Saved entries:

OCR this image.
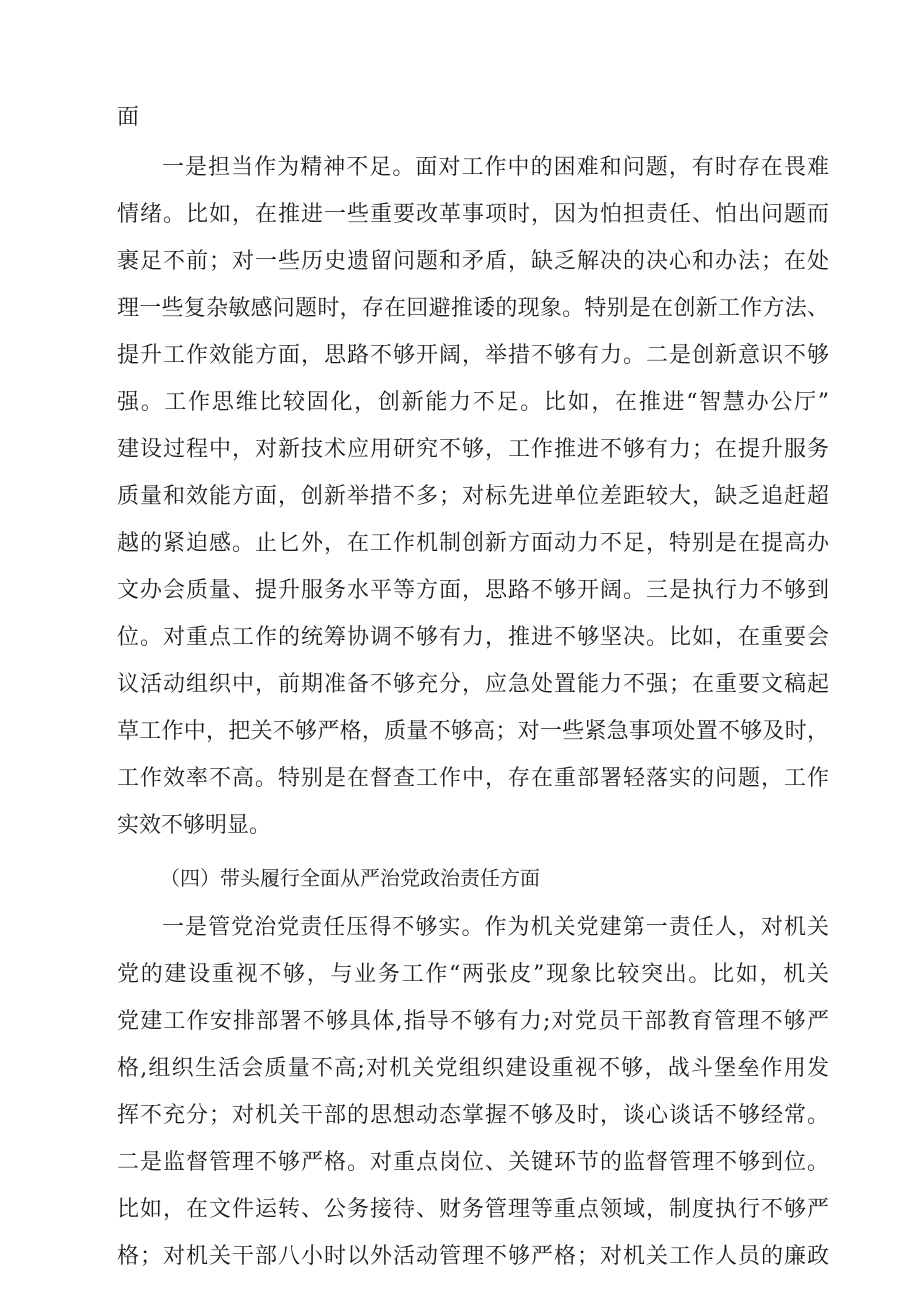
面
一是担当作为精神不足。面对工作中的困难和问题，有时存在畏难
情绪。比如，在推进一些重要改革事项时，因为怕担责任、怕出问题而
裹足不前；对一些历史遗留问题和矛盾，缺乏解决的决心和办法；在处
理一些复杂敏感问题时，存在回避推诿的现象。特别是在创新工作方法、
提升工作效能方面，思路不够开阔，举措不够有力。二是创新意识不够
强。工作思维比较固化，创新能力不足。比如，在推进“智慧办公厅”
建设过程中，对新技术应用研究不够，工作推进不够有力；在提升服务
质量和效能方面，创新举措不多；对标先进单位差距较大，缺乏追赶超
越的紧迫感。止匕外，在工作机制创新方面动力不足，特别是在提高办
文办会质量、提升服务水平等方面，思路不够开阔。三是执行力不够到
位。对重点工作的统筹协调不够有力，推进不够坚决。比如，在重要会
议活动组织中，前期准备不够充分，应急处置能力不强；在重要文稿起
草工作中，把关不够严格，质量不够高；对一些紧急事项处置不够及时，
工作效率不高。特别是在督查工作中，存在重部署轻落实的问题，工作
实效不够明显。
（四）带头履行全面从严治党政治责任方面
一是管党治党责任压得不够实。作为机关党建第一责任人，对机关
党的建设重视不够，与业务工作“两张皮”现象比较突出。比如，机关
党建工作安排部署不够具体,指导不够有力;对党员干部教育管理不够严
格,组织生活会质量不高;对机关党组织建设重视不够，战斗堡垒作用发
挥不充分；对机关干部的思想动态掌握不够及时，谈心谈话不够经常。
二是监督管理不够严格。对重点岗位、关键环节的监督管理不够到位。
比如，在文件运转、公务接待、财务管理等重点领域，制度执行不够严
格；对机关干部八小时以外活动管理不够严格；对机关工作人员的廉政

_Exercise objective:_
Without the pictures, print the records in full, exactly as they appear.

_Correct output:_
OCR this image.
面
一是担当作为精神不足。面对工作中的困难和问题，有时存在畏难
情绪。比如，在推进一些重要改革事项时，因为怕担责任、怕出问题而
裹足不前；对一些历史遗留问题和矛盾，缺乏解决的决心和办法；在处
理一些复杂敏感问题时，存在回避推诿的现象。特别是在创新工作方法、
提升工作效能方面，思路不够开阔，举措不够有力。二是创新意识不够
强。工作思维比较固化，创新能力不足。比如，在推进“智慧办公厅”
建设过程中，对新技术应用研究不够，工作推进不够有力；在提升服务
质量和效能方面，创新举措不多；对标先进单位差距较大，缺乏追赶超
越的紧迫感。止匕外，在工作机制创新方面动力不足，特别是在提高办
文办会质量、提升服务水平等方面，思路不够开阔。三是执行力不够到
位。对重点工作的统筹协调不够有力，推进不够坚决。比如，在重要会
议活动组织中，前期准备不够充分，应急处置能力不强；在重要文稿起
草工作中，把关不够严格，质量不够高；对一些紧急事项处置不够及时，
工作效率不高。特别是在督查工作中，存在重部署轻落实的问题，工作
实效不够明显。
（四）带头履行全面从严治党政治责任方面
一是管党治党责任压得不够实。作为机关党建第一责任人，对机关
党的建设重视不够，与业务工作“两张皮”现象比较突出。比如，机关
党建工作安排部署不够具体,指导不够有力;对党员干部教育管理不够严
格,组织生活会质量不高;对机关党组织建设重视不够，战斗堡垒作用发
挥不充分；对机关干部的思想动态掌握不够及时，谈心谈话不够经常。
二是监督管理不够严格。对重点岗位、关键环节的监督管理不够到位。
比如，在文件运转、公务接待、财务管理等重点领域，制度执行不够严
格；对机关干部八小时以外活动管理不够严格；对机关工作人员的廉政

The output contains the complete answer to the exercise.